== DATA ROWS ==
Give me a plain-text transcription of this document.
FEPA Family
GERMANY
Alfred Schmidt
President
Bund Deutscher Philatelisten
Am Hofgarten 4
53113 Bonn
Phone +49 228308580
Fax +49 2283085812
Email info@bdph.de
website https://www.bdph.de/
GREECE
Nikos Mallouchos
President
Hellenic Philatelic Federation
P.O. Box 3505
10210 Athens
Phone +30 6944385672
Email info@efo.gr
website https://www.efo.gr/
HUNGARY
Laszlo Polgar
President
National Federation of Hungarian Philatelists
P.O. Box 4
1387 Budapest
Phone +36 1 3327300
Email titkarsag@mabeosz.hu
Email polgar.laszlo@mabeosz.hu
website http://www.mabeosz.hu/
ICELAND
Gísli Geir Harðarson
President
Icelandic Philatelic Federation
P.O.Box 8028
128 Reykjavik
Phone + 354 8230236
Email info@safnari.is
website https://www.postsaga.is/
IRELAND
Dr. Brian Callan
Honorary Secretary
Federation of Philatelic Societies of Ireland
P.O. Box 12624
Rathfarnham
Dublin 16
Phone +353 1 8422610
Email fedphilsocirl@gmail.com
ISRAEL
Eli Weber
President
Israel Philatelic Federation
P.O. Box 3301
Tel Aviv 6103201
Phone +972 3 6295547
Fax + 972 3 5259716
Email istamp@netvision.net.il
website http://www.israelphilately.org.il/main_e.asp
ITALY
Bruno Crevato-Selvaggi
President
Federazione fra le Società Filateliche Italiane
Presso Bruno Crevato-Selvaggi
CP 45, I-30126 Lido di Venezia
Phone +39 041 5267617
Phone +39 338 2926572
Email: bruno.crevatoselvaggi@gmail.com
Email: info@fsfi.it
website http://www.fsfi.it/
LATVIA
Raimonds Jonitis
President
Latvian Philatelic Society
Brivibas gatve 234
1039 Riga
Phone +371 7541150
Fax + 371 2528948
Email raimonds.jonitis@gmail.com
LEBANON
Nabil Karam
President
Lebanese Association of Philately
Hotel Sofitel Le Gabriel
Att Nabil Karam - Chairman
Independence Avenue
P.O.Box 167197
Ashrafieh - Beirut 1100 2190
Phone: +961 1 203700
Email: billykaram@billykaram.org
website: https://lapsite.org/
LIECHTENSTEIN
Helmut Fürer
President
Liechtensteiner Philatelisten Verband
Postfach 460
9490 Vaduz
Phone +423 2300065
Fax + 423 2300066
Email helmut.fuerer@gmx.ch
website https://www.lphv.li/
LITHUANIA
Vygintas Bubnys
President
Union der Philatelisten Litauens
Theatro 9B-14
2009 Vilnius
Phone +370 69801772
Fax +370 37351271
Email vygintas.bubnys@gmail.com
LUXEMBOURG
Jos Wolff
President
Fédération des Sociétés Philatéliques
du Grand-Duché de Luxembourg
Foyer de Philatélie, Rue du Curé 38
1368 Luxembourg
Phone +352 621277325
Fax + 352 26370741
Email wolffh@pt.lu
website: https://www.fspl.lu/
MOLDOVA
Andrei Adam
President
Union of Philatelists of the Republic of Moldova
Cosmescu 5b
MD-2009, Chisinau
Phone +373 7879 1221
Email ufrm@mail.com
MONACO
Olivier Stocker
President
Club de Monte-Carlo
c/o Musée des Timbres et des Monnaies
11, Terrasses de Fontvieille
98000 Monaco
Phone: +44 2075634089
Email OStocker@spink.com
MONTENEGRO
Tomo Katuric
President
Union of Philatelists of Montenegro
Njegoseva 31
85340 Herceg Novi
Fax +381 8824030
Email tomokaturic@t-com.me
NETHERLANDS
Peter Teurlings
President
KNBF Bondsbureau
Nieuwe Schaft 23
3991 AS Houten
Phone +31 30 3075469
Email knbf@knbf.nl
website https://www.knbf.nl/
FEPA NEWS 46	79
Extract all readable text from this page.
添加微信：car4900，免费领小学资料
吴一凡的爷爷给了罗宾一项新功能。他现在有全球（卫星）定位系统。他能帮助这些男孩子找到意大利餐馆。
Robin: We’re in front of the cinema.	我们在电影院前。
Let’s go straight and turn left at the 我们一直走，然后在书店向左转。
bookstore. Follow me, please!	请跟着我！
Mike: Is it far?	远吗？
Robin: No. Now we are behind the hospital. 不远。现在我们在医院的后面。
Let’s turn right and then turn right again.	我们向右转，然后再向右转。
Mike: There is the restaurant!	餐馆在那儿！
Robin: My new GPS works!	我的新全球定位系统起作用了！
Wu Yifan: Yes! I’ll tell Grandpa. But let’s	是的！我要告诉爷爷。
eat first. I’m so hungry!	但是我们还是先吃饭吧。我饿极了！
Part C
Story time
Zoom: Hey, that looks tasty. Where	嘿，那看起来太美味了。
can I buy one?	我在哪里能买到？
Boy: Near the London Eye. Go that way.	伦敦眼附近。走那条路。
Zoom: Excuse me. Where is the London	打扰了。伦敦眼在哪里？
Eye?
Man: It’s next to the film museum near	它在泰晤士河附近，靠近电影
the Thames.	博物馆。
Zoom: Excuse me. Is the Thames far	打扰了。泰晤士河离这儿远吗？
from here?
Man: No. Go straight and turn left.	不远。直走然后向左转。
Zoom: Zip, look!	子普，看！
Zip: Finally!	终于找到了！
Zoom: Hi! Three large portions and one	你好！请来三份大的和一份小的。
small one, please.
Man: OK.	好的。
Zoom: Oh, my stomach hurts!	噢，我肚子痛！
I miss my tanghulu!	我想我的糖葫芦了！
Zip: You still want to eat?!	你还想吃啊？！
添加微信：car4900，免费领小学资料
===
JOB = Quote the whole listing above, leaving nothing out.

WRITTEN ANSWER =
Give me a plain-text transcription of this document.
FEPA Family
GERMANY
Alfred Schmidt
President
Bund Deutscher Philatelisten
Am Hofgarten 4
53113 Bonn
Phone +49 228308580
Fax +49 2283085812
Email info@bdph.de
website https://www.bdph.de/
GREECE
Nikos Mallouchos
President
Hellenic Philatelic Federation
P.O. Box 3505
10210 Athens
Phone +30 6944385672
Email info@efo.gr
website https://www.efo.gr/
HUNGARY
Laszlo Polgar
President
National Federation of Hungarian Philatelists
P.O. Box 4
1387 Budapest
Phone +36 1 3327300
Email titkarsag@mabeosz.hu
Email polgar.laszlo@mabeosz.hu
website http://www.mabeosz.hu/
ICELAND
Gísli Geir Harðarson
President
Icelandic Philatelic Federation
P.O.Box 8028
128 Reykjavik
Phone + 354 8230236
Email info@safnari.is
website https://www.postsaga.is/
IRELAND
Dr. Brian Callan
Honorary Secretary
Federation of Philatelic Societies of Ireland
P.O. Box 12624
Rathfarnham
Dublin 16
Phone +353 1 8422610
Email fedphilsocirl@gmail.com
ISRAEL
Eli Weber
President
Israel Philatelic Federation
P.O. Box 3301
Tel Aviv 6103201
Phone +972 3 6295547
Fax + 972 3 5259716
Email istamp@netvision.net.il
website http://www.israelphilately.org.il/main_e.asp
ITALY
Bruno Crevato-Selvaggi
President
Federazione fra le Società Filateliche Italiane
Presso Bruno Crevato-Selvaggi
CP 45, I-30126 Lido di Venezia
Phone +39 041 5267617
Phone +39 338 2926572
Email: bruno.crevatoselvaggi@gmail.com
Email: info@fsfi.it
website http://www.fsfi.it/
LATVIA
Raimonds Jonitis
President
Latvian Philatelic Society
Brivibas gatve 234
1039 Riga
Phone +371 7541150
Fax + 371 2528948
Email raimonds.jonitis@gmail.com
LEBANON
Nabil Karam
President
Lebanese Association of Philately
Hotel Sofitel Le Gabriel
Att Nabil Karam - Chairman
Independence Avenue
P.O.Box 167197
Ashrafieh - Beirut 1100 2190
Phone: +961 1 203700
Email: billykaram@billykaram.org
website: https://lapsite.org/
LIECHTENSTEIN
Helmut Fürer
President
Liechtensteiner Philatelisten Verband
Postfach 460
9490 Vaduz
Phone +423 2300065
Fax + 423 2300066
Email helmut.fuerer@gmx.ch
website https://www.lphv.li/
LITHUANIA
Vygintas Bubnys
President
Union der Philatelisten Litauens
Theatro 9B-14
2009 Vilnius
Phone +370 69801772
Fax +370 37351271
Email vygintas.bubnys@gmail.com
LUXEMBOURG
Jos Wolff
President
Fédération des Sociétés Philatéliques
du Grand-Duché de Luxembourg
Foyer de Philatélie, Rue du Curé 38
1368 Luxembourg
Phone +352 621277325
Fax + 352 26370741
Email wolffh@pt.lu
website: https://www.fspl.lu/
MOLDOVA
Andrei Adam
President
Union of Philatelists of the Republic of Moldova
Cosmescu 5b
MD-2009, Chisinau
Phone +373 7879 1221
Email ufrm@mail.com
MONACO
Olivier Stocker
President
Club de Monte-Carlo
c/o Musée des Timbres et des Monnaies
11, Terrasses de Fontvieille
98000 Monaco
Phone: +44 2075634089
Email OStocker@spink.com
MONTENEGRO
Tomo Katuric
President
Union of Philatelists of Montenegro
Njegoseva 31
85340 Herceg Novi
Fax +381 8824030
Email tomokaturic@t-com.me
NETHERLANDS
Peter Teurlings
President
KNBF Bondsbureau
Nieuwe Schaft 23
3991 AS Houten
Phone +31 30 3075469
Email knbf@knbf.nl
website https://www.knbf.nl/
FEPA NEWS 46	79
Extract all readable text from this page.
添加微信：car4900，免费领小学资料
吴一凡的爷爷给了罗宾一项新功能。他现在有全球（卫星）定位系统。他能帮助这些男孩子找到意大利餐馆。
Robin: We’re in front of the cinema.	我们在电影院前。
Let’s go straight and turn left at the 我们一直走，然后在书店向左转。
bookstore. Follow me, please!	请跟着我！
Mike: Is it far?	远吗？
Robin: No. Now we are behind the hospital. 不远。现在我们在医院的后面。
Let’s turn right and then turn right again.	我们向右转，然后再向右转。
Mike: There is the restaurant!	餐馆在那儿！
Robin: My new GPS works!	我的新全球定位系统起作用了！
Wu Yifan: Yes! I’ll tell Grandpa. But let’s	是的！我要告诉爷爷。
eat first. I’m so hungry!	但是我们还是先吃饭吧。我饿极了！
Part C
Story time
Zoom: Hey, that looks tasty. Where	嘿，那看起来太美味了。
can I buy one?	我在哪里能买到？
Boy: Near the London Eye. Go that way.	伦敦眼附近。走那条路。
Zoom: Excuse me. Where is the London	打扰了。伦敦眼在哪里？
Eye?
Man: It’s next to the film museum near	它在泰晤士河附近，靠近电影
the Thames.	博物馆。
Zoom: Excuse me. Is the Thames far	打扰了。泰晤士河离这儿远吗？
from here?
Man: No. Go straight and turn left.	不远。直走然后向左转。
Zoom: Zip, look!	子普，看！
Zip: Finally!	终于找到了！
Zoom: Hi! Three large portions and one	你好！请来三份大的和一份小的。
small one, please.
Man: OK.	好的。
Zoom: Oh, my stomach hurts!	噢，我肚子痛！
I miss my tanghulu!	我想我的糖葫芦了！
Zip: You still want to eat?!	你还想吃啊？！
添加微信：car4900，免费领小学资料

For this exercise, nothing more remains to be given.